→ STATED TASK: Search the records that follow and extract every line containing the string "Friday".

[Data entries]
>>>>>

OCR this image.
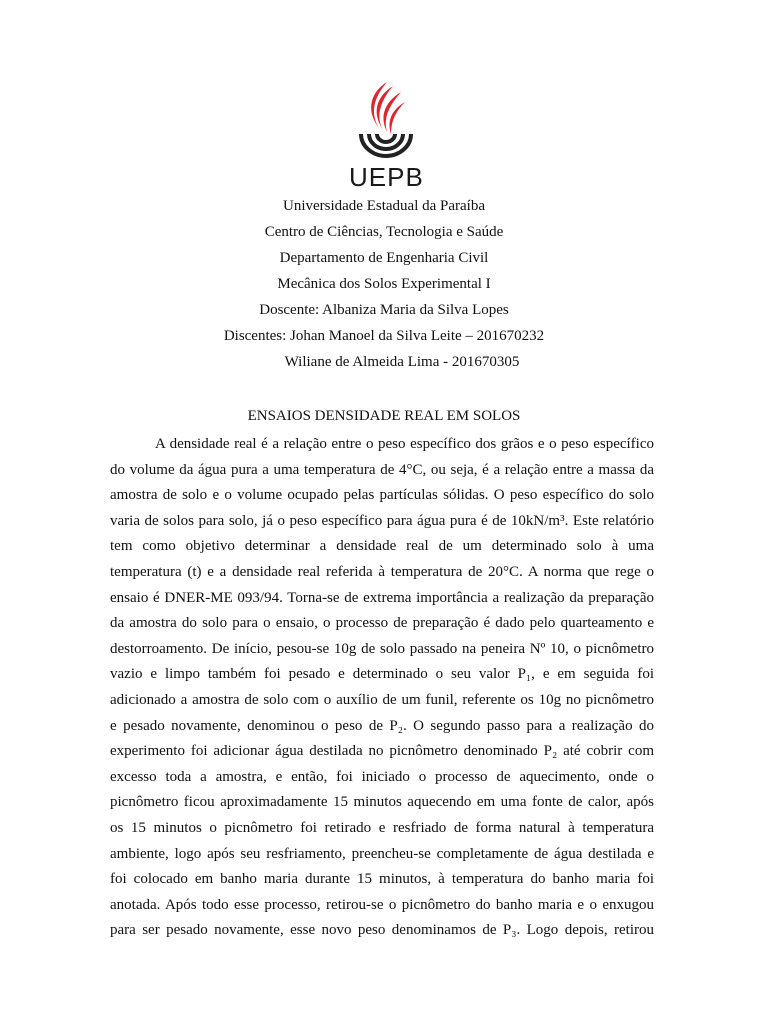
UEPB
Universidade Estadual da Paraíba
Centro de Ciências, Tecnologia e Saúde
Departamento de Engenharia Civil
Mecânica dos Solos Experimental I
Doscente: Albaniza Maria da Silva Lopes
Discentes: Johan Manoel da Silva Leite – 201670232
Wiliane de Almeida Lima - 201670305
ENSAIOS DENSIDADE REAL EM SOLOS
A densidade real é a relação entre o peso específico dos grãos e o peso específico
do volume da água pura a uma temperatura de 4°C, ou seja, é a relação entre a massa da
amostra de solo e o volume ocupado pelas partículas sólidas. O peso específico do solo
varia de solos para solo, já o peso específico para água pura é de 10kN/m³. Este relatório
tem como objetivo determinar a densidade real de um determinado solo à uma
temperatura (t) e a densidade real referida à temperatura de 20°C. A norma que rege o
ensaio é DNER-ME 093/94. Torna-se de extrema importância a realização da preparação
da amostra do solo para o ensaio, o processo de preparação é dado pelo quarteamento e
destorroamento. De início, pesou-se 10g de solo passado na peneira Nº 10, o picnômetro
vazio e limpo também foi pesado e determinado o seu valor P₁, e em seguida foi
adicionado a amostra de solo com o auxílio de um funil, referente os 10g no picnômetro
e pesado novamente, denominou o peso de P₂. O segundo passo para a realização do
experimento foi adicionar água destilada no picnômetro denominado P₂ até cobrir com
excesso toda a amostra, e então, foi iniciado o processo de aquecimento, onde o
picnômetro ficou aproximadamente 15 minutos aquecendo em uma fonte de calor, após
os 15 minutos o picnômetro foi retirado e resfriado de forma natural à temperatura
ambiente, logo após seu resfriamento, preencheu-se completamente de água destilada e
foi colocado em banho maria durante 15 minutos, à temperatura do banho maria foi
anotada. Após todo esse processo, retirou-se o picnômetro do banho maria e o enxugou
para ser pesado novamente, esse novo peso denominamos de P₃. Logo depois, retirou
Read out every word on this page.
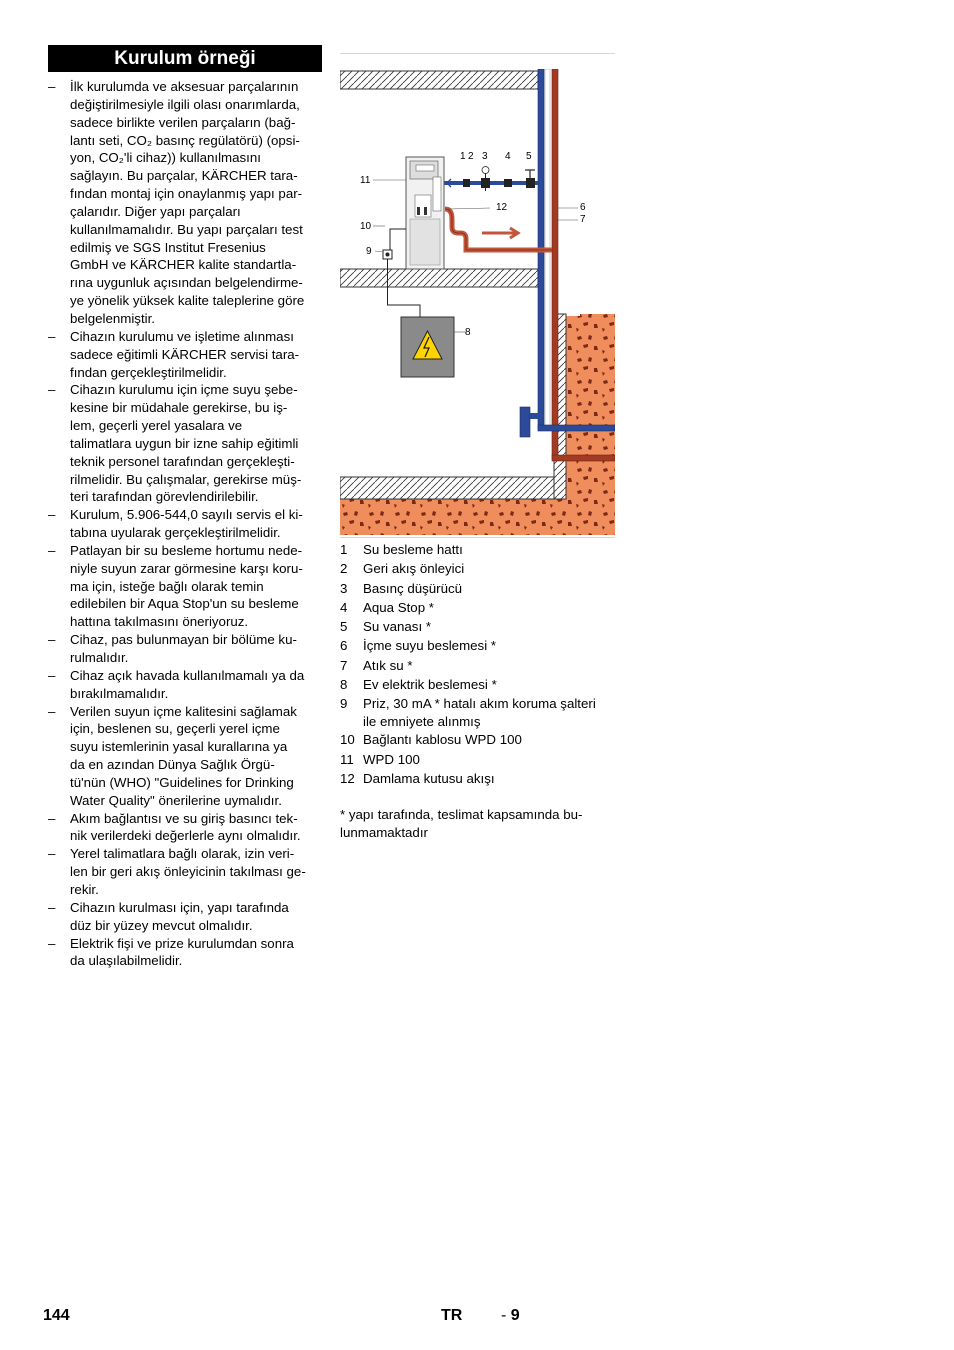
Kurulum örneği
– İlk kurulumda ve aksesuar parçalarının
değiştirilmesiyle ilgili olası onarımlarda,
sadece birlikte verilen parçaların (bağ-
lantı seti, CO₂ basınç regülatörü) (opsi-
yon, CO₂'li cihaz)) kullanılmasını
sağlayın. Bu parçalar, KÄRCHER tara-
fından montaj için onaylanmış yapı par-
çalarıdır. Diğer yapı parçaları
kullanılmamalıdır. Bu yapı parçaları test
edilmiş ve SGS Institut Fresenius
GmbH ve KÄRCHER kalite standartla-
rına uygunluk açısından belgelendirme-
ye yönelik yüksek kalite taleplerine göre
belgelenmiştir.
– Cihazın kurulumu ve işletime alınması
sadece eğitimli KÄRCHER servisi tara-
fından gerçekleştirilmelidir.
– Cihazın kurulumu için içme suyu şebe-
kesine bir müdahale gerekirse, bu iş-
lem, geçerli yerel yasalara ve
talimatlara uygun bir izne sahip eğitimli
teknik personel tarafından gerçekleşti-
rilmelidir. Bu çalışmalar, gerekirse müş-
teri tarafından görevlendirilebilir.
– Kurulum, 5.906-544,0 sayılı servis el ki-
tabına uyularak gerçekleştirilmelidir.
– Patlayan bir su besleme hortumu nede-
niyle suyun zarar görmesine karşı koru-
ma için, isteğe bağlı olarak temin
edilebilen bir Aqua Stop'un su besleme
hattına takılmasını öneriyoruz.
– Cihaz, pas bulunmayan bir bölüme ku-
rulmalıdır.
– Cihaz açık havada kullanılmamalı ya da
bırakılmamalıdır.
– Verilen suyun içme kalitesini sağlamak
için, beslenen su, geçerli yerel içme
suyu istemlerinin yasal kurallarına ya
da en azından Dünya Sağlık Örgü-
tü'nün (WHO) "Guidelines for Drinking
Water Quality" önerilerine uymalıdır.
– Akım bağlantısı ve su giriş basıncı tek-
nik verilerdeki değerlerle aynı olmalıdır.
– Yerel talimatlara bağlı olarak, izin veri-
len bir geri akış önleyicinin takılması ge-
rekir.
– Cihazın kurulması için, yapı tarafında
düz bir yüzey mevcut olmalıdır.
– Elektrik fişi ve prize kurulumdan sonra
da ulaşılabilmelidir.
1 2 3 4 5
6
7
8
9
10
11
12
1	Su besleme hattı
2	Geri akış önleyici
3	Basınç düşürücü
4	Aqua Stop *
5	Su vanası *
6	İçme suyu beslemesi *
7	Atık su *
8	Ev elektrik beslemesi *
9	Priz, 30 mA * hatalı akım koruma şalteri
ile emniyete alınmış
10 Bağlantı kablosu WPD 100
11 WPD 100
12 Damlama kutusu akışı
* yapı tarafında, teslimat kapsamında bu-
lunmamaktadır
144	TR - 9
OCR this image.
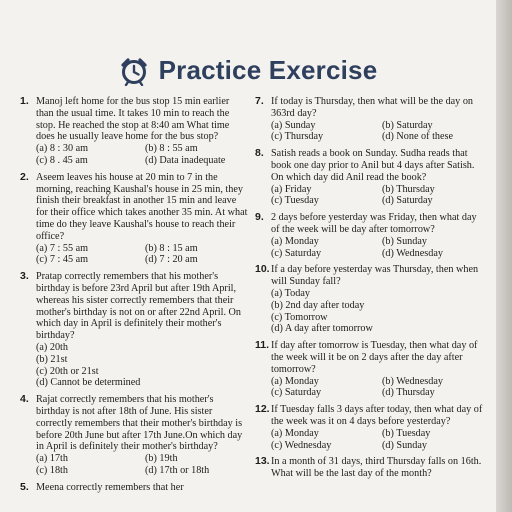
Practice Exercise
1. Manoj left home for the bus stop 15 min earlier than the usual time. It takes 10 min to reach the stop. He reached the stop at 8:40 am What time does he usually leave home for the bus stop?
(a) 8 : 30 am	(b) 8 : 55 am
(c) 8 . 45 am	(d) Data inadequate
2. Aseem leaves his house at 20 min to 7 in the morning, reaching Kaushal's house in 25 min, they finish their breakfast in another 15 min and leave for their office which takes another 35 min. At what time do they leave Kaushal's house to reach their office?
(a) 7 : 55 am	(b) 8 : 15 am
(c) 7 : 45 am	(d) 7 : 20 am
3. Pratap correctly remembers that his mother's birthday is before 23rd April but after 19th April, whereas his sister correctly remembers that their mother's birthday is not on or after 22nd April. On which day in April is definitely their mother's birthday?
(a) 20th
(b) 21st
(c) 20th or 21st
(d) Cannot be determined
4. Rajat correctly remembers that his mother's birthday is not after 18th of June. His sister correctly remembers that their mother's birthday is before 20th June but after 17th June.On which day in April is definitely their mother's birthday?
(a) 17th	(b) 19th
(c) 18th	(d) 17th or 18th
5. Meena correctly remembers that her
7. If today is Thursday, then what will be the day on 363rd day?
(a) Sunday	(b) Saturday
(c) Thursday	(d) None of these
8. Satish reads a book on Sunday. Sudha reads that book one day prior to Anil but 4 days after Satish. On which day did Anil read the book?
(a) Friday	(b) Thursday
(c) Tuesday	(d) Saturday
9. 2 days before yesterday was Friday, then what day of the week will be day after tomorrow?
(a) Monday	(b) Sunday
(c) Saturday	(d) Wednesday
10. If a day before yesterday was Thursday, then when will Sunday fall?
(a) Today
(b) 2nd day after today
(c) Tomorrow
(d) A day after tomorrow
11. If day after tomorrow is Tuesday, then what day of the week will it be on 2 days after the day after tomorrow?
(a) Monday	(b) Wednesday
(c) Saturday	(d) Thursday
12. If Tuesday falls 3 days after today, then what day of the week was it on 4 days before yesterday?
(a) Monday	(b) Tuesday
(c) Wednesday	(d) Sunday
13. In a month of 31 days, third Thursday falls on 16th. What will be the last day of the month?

<<<<<

→ WORKED SOLUTION:
(a) Friday	(b) Thursday
9. 2 days before yesterday was Friday, then what day of the week will be day after tomorrow?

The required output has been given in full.